> [To be done]
Copy out every line that contains "histology".

> [Data extract]
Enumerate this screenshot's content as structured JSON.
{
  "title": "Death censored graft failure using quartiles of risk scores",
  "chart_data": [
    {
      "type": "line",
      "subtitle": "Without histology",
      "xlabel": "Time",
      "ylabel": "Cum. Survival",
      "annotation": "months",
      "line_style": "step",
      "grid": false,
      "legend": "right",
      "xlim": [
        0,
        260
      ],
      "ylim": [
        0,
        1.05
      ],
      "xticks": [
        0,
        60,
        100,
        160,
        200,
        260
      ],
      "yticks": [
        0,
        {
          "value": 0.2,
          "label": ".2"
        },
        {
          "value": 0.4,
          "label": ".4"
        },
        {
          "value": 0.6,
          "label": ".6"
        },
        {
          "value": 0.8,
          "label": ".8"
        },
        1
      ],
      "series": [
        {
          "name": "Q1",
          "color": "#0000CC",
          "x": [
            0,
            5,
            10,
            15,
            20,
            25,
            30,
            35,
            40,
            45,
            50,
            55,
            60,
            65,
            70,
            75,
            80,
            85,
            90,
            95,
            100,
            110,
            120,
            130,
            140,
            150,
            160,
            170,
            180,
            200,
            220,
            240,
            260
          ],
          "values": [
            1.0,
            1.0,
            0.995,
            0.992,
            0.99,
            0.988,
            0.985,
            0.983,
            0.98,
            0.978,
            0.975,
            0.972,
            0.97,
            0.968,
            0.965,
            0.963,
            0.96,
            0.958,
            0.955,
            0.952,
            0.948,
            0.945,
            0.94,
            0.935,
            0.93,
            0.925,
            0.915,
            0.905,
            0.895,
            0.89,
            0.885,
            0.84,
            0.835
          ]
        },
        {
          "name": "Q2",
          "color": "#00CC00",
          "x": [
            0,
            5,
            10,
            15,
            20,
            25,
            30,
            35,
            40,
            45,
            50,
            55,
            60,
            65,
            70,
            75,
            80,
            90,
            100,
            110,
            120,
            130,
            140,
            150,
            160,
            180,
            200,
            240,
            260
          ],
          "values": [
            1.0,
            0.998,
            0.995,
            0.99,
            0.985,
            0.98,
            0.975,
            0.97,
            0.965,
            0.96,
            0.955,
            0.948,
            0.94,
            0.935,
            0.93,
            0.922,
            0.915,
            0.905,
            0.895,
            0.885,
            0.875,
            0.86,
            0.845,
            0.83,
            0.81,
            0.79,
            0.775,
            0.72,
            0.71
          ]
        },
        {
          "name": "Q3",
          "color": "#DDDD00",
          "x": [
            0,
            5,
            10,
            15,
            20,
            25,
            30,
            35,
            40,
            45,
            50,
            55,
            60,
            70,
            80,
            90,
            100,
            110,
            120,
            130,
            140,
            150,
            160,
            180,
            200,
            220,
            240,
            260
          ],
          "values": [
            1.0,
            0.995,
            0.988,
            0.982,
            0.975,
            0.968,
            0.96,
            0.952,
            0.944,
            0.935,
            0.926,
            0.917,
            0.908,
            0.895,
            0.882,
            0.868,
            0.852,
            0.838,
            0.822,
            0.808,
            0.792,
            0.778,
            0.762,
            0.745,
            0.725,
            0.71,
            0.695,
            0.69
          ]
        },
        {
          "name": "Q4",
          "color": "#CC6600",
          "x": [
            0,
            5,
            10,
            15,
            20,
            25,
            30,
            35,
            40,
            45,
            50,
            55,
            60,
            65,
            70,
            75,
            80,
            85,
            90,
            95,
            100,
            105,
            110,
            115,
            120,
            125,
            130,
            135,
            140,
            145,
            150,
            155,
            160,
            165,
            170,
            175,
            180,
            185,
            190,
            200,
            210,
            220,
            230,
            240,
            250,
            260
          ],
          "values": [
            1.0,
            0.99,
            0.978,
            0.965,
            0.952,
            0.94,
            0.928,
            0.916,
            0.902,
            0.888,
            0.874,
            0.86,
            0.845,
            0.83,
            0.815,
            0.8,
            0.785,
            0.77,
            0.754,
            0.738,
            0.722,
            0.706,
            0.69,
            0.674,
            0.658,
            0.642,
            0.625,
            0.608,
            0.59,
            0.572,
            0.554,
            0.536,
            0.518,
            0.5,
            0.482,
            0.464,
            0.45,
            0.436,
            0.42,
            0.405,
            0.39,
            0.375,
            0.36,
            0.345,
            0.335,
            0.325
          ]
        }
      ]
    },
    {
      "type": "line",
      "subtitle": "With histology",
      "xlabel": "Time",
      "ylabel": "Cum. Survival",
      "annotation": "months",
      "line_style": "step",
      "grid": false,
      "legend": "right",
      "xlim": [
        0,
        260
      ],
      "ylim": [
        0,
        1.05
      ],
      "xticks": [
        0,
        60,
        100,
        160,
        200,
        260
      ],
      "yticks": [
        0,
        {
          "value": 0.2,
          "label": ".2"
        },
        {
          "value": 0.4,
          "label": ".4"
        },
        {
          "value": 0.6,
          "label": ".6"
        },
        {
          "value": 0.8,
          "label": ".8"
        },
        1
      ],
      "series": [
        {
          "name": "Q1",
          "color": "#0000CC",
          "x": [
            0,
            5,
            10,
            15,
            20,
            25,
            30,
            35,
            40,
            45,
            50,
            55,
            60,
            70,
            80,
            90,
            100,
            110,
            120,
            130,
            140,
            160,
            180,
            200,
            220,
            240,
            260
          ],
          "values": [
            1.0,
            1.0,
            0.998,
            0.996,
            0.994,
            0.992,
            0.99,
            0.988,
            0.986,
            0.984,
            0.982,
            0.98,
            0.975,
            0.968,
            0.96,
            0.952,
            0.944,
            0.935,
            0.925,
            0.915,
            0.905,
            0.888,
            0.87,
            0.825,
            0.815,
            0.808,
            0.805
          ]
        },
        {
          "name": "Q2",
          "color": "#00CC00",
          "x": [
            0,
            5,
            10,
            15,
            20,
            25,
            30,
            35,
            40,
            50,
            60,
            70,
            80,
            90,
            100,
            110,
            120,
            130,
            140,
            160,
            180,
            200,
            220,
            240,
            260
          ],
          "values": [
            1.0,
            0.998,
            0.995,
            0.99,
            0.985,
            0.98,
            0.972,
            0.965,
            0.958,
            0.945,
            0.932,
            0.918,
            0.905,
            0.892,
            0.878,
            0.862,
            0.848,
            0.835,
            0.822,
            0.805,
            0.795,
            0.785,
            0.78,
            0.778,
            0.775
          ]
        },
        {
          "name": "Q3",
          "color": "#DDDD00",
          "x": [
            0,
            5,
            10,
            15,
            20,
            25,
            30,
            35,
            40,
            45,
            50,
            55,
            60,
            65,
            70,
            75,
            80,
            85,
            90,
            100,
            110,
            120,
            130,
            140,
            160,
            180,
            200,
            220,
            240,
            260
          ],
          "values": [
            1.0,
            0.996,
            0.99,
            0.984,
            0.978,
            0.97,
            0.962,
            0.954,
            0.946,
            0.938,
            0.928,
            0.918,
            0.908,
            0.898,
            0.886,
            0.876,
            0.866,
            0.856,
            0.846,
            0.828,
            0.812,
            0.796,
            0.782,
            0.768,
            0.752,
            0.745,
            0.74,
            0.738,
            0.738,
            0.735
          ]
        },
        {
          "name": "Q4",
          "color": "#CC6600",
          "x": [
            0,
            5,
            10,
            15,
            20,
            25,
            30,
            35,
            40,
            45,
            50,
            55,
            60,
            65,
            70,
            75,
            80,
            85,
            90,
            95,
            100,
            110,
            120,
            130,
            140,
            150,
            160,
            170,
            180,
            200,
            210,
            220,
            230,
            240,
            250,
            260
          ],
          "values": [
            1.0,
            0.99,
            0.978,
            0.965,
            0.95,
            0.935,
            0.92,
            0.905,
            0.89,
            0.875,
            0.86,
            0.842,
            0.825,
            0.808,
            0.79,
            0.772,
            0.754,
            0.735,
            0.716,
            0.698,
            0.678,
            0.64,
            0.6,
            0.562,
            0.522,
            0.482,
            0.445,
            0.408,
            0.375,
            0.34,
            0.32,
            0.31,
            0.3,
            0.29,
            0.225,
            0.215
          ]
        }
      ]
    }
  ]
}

> [Response below]
      "subtitle": "Without histology",
      "subtitle": "With histology",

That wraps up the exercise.